▸ **Exercise description**: Quote the data below in full, minus the images.

::::

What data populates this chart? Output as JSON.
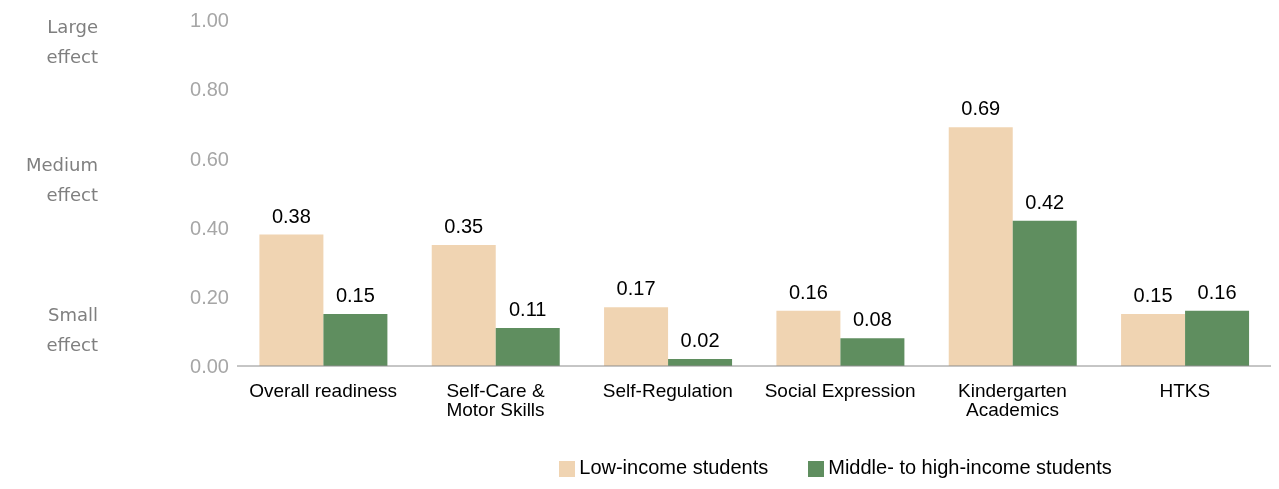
{
  "chart_data": {
    "type": "bar",
    "categories": [
      "Overall readiness",
      "Self-Care & Motor Skills",
      "Self-Regulation",
      "Social Expression",
      "Kindergarten Academics",
      "HTKS"
    ],
    "series": [
      {
        "name": "Low-income students",
        "color": "#f0d4b2",
        "values": [
          0.38,
          0.35,
          0.17,
          0.16,
          0.69,
          0.15
        ]
      },
      {
        "name": "Middle- to high-income students",
        "color": "#5f8e5f",
        "values": [
          0.15,
          0.11,
          0.02,
          0.08,
          0.42,
          0.16
        ]
      }
    ],
    "ylim": [
      0,
      1
    ],
    "yticks": [
      {
        "value": 0,
        "label": "0.00"
      },
      {
        "value": 0.2,
        "label": "0.20"
      },
      {
        "value": 0.4,
        "label": "0.40"
      },
      {
        "value": 0.6,
        "label": "0.60"
      },
      {
        "value": 0.8,
        "label": "0.80"
      },
      {
        "value": 1,
        "label": "1.00"
      }
    ],
    "annotations": [
      "Large effect",
      "Medium effect",
      "Small effect"
    ],
    "data_labels": true,
    "grid": false,
    "legend": "bottom"
  }
}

::::

▸ **Written solution**:
What data populates this chart? Output as JSON.
{
  "chart_data": {
    "type": "bar",
    "categories": [
      "Overall readiness",
      "Self-Care & Motor Skills",
      "Self-Regulation",
      "Social Expression",
      "Kindergarten Academics",
      "HTKS"
    ],
    "series": [
      {
        "name": "Low-income students",
        "color": "#f0d4b2",
        "values": [
          0.38,
          0.35,
          0.17,
          0.16,
          0.69,
          0.15
        ]
      },
      {
        "name": "Middle- to high-income students",
        "color": "#5f8e5f",
        "values": [
          0.15,
          0.11,
          0.02,
          0.08,
          0.42,
          0.16
        ]
      }
    ],
    "ylim": [
      0,
      1
    ],
    "yticks": [
      {
        "value": 0,
        "label": "0.00"
      },
      {
        "value": 0.2,
        "label": "0.20"
      },
      {
        "value": 0.4,
        "label": "0.40"
      },
      {
        "value": 0.6,
        "label": "0.60"
      },
      {
        "value": 0.8,
        "label": "0.80"
      },
      {
        "value": 1,
        "label": "1.00"
      }
    ],
    "annotations": [
      "Large effect",
      "Medium effect",
      "Small effect"
    ],
    "data_labels": true,
    "grid": false,
    "legend": "bottom"
  }
}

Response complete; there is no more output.